- **Work to do**
1. Decide whether each statement below agrees with the diary passage, answering yes or no and quoting the deciding words: (a) Doug Weal indicated the talk would likely take place late this year; (b) Oliver Winterbottom's career began as an apprentice at Lotus; (c) #Petrolheads is an hour-long show.
2. Pick up the diary passage after its final sentence and continue it.

- **Text passage**
17 January – Doug Weal of North Yorkshire Lotus Owners Club contacts to say likely time for me to give a talk would be late this year. I send my diary for September and October, as it currently stands.

18 January – John Elwin, ex-Lotus, Team Lotus, and now a journalist living in France, enters my book on the Ten Tenths Motorsport website. Post generates a fair bit of interest!:
Anyone interested in Britain's sports car industry will find Oliver Winterbottom's biography A Life in Car Design a fascinating read. Oliver's career began as a Jaguar apprentice in the 1960s, where he graduated to the drawing office. From there he moved to Lotus, where he was responsible for design of the Elite/Eclat range. He was to return to Lotus (more than once!) but after that he was responsible for the wedge-era TVR's, followed by spells in the US and China. 

Contact Club Team Lotus Belgium and offer to give a presentation on my career and book if they would like me to. 

19 January – Contacted by Only Motors TV with regards to potentially do a profile on me for their show, #Petrolheads.
"#Petrolheads is one of our most views programmes, with an average viewership of 1 million per month, it is a half an hour show on an individual with a personal history and interesting story around their love and use of motors and would stream on our Only Motors TV site." 

22 January – Only Motors TV confirm they expect to contact with dates around the end of February.

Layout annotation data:
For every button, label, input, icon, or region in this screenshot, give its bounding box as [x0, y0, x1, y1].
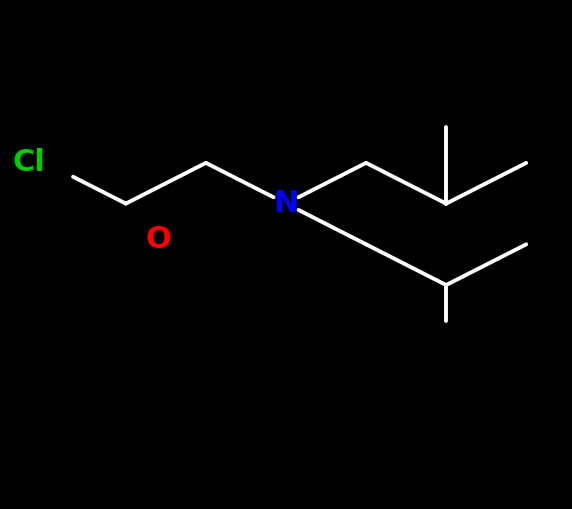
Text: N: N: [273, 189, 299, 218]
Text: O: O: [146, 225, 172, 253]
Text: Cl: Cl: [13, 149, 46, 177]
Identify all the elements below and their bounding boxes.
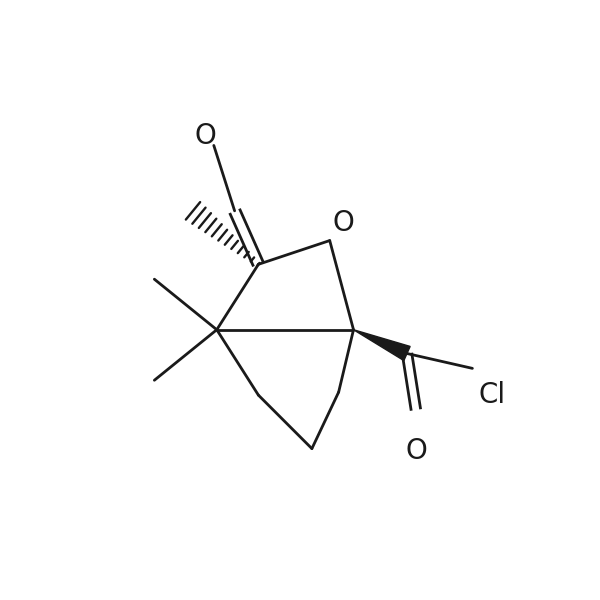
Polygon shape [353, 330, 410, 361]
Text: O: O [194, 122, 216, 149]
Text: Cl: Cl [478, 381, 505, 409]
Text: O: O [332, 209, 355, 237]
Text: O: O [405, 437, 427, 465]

- **Answers below**
1.
(a) Yes: "likely time for me to give a talk would be late this year"
(b) No: "Oliver's career began as a Jaguar apprentice in the 1960s"
(c) No: "it is a half an hour show"

2.
24 January – Sign a copy of my book for Stuart at The Heathcote Arms, Croft, Leicestershire. Stuart Elliot is a leading organiser of the Hinckley annual Classic Car Show which now fills the town with interesting vehicles. This years event is on Sunday 16 September.

26 January – Tom Willis (Barnham Broom Bell) says he will bring a copy of the book for signature. He has connections with Mick McIsaac who features in the book as a superb pattern and model maker. 

27 January – Surprise, surprise – Amazon advertise the book for its published price of £37.50 with 14 in stock and (more on the way) – That may be a "First"!

29 January – Tom Willis brings book for signature which he will gift to Mick McIsaac.

30 January – Amazon email me offering my book to myself. Full published price but now only 13 in stock (more on the way). So thats another one gone!

2 February – Find a site on Google offering a download of my book. As I am concerned this may be breaching copyright, I contact Veloce who respond quickly: The explain that this is a very common scam of the 'phishing' variety – an attempt to gain personal details. Sometimes it's only to gain an email (for spamming), but such sites require that you 'sign up' or login (as this one does), and will then usually ask for credit or payment details for 'security.' This is usually what the scammer is ultimately after ... Fortunately for us, the site is hosted by Google, using it's 'Sites' features. Google Sites gives companies a quick and easy way to create a web presence – and a quick way for scammers to try and fool people. However, because it's a Google Site, the options for reporting and flagging issues are top notch, so I've filed a Digital Millennium Copyright Act complaint, directly with Google. 

The whole business reinforces my view that the internet is a totally uncontrolled system. No one knows who says what/where/when! Half of the information available is fictitious and unsubstantiated. That's what I think!

3 February – The Google site offering a download on the book has been removed from the internet by 11am this morning.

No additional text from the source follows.